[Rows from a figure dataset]
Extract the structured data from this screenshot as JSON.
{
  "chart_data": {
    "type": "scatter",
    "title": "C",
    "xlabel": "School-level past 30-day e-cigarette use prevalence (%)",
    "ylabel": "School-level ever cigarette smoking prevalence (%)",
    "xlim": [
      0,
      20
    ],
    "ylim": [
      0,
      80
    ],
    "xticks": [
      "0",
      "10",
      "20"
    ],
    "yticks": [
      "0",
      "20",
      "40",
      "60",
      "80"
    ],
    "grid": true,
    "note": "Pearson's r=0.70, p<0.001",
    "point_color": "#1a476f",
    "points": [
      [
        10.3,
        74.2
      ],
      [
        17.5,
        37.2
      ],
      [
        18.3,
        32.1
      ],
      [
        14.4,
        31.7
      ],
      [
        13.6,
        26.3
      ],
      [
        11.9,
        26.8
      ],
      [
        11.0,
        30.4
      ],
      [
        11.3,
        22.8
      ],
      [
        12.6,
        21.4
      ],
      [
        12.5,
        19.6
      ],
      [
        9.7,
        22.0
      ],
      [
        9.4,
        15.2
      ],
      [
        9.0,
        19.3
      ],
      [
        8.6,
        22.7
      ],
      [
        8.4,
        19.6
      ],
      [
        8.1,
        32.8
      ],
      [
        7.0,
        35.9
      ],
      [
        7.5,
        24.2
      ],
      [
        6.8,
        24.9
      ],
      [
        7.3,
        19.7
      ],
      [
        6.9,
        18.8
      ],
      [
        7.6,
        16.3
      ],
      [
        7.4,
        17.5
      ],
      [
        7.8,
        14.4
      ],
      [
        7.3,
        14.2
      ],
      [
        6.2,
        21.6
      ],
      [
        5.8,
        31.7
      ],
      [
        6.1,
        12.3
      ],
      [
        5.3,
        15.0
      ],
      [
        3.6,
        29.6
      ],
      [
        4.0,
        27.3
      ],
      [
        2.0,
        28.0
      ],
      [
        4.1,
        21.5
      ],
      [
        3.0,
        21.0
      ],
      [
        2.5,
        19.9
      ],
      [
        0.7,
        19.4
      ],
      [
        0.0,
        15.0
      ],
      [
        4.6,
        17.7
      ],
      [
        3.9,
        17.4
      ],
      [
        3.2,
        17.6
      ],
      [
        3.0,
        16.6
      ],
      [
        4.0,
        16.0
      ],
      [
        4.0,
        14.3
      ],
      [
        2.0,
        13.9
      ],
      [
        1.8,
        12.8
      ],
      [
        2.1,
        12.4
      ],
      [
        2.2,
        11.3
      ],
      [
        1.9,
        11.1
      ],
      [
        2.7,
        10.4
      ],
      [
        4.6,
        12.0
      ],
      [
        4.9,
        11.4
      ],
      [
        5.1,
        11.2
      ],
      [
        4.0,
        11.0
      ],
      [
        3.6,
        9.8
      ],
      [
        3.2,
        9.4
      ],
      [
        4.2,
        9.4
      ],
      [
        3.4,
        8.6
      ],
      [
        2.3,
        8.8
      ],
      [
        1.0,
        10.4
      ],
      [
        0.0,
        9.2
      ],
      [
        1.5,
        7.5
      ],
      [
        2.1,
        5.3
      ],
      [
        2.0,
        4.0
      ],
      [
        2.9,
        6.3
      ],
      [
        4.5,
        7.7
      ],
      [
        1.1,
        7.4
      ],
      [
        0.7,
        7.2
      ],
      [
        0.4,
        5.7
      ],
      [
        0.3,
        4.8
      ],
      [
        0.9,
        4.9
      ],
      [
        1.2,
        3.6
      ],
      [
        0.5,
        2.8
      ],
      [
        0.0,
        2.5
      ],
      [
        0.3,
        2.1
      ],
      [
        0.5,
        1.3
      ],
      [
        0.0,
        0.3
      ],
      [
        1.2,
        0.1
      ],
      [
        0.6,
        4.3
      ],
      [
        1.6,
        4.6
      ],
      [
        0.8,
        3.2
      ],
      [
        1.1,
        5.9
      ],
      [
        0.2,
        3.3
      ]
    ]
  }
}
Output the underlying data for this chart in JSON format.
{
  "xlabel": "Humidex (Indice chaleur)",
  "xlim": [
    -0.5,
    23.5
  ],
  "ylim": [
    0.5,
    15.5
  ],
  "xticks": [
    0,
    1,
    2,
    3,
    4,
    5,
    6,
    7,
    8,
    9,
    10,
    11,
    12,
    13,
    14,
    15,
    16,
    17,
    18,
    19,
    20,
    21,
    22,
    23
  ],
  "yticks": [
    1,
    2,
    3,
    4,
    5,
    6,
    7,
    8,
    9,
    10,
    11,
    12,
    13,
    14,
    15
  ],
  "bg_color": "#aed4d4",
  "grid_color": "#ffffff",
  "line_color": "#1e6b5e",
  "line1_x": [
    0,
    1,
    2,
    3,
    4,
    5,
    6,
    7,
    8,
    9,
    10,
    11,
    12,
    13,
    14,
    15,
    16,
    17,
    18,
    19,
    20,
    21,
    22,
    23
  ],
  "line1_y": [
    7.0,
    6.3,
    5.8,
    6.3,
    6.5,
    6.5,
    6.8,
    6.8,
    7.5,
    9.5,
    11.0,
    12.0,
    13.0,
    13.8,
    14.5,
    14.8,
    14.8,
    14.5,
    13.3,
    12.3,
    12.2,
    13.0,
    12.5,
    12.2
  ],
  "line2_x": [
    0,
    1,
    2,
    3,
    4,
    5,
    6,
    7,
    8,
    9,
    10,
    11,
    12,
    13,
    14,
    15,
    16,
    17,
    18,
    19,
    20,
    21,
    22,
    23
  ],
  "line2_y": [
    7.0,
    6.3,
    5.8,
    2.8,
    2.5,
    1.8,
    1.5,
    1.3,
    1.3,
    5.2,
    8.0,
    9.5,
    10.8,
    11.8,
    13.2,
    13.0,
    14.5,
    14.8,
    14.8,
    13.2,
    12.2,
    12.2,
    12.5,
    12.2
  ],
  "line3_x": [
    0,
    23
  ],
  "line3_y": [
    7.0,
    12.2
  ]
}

--

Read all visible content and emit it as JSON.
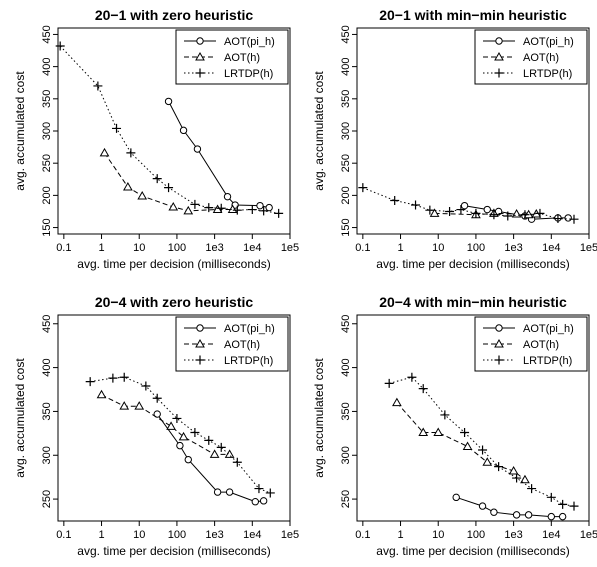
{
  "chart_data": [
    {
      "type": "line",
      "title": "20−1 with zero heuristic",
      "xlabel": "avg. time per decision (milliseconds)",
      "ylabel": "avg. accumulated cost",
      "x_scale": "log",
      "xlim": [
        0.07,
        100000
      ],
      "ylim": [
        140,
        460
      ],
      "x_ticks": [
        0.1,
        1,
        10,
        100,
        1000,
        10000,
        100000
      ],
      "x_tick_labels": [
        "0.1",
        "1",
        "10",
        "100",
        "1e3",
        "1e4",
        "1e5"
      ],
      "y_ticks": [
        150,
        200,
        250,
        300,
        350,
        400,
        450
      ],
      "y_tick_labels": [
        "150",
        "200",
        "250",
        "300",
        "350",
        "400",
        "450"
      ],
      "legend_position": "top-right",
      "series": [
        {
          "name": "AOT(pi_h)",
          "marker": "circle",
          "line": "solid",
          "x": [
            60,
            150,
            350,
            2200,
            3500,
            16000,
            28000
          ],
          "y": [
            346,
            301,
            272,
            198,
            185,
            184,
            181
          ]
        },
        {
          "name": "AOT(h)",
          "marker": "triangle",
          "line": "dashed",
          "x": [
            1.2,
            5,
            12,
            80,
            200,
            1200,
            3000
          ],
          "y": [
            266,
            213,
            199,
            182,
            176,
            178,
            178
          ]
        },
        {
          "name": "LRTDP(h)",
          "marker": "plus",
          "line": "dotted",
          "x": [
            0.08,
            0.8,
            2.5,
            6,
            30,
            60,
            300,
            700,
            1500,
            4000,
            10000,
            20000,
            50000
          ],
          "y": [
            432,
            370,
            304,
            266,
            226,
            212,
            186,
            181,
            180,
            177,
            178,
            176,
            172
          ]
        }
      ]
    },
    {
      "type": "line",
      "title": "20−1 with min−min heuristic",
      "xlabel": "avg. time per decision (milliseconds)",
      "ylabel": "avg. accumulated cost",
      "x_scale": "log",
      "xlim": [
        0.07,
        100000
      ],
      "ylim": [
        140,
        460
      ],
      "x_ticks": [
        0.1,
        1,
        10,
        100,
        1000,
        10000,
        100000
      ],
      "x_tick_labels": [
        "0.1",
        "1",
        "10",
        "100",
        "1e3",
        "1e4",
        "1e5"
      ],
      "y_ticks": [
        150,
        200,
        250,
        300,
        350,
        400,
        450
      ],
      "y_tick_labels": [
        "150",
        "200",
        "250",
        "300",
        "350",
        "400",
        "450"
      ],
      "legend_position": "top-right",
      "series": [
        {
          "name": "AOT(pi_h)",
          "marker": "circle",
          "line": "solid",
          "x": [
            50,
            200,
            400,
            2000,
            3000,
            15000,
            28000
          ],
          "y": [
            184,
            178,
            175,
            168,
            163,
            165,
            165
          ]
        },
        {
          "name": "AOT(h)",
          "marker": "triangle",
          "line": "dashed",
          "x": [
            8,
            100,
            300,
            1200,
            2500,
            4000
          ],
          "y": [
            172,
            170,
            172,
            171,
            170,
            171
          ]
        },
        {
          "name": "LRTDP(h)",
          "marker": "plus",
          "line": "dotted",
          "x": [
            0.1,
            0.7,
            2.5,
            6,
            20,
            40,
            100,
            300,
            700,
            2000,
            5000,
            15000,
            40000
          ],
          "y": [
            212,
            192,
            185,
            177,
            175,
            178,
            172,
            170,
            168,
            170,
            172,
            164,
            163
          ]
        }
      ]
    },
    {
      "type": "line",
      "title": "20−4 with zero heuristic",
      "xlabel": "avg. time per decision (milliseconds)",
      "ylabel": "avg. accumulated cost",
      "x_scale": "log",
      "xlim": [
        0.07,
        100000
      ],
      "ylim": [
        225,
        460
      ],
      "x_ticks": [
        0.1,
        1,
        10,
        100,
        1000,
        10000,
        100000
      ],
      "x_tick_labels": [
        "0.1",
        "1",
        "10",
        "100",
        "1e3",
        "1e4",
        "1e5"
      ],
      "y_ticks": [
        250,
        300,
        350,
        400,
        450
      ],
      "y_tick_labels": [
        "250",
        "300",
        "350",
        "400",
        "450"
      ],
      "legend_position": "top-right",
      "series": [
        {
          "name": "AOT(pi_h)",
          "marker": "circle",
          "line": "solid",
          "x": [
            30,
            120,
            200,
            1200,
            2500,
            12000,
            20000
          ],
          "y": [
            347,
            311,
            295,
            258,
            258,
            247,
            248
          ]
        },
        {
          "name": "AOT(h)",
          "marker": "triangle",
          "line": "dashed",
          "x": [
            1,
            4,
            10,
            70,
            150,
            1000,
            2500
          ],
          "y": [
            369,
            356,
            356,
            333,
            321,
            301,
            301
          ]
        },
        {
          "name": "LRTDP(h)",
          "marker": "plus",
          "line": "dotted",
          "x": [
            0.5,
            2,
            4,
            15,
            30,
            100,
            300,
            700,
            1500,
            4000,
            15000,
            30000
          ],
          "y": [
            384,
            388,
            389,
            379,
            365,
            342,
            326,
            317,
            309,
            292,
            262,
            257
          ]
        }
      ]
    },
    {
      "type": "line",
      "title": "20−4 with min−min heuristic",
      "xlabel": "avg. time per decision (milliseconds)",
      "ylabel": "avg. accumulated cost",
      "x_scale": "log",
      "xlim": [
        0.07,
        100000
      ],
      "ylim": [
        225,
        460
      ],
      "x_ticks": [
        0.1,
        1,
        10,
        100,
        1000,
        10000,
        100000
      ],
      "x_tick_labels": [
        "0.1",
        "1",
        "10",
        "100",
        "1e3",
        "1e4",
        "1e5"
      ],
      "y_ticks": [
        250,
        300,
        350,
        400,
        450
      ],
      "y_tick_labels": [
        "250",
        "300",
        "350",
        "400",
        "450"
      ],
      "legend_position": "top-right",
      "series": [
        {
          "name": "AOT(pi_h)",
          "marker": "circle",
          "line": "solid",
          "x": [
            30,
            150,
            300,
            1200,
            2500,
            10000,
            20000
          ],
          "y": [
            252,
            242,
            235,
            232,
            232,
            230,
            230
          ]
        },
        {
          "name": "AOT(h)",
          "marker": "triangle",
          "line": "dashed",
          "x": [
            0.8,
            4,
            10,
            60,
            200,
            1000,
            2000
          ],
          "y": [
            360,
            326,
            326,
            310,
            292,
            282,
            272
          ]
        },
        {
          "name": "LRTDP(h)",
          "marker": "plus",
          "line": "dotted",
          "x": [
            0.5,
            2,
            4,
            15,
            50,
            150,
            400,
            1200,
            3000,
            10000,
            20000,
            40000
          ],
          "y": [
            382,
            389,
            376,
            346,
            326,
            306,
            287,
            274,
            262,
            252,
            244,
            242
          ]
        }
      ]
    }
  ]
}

▶ **GIVEN INSTRUCTION**: Scan the records above, count the lines with "JSON" in them, and give only the number.

▶ **RESULT**: 3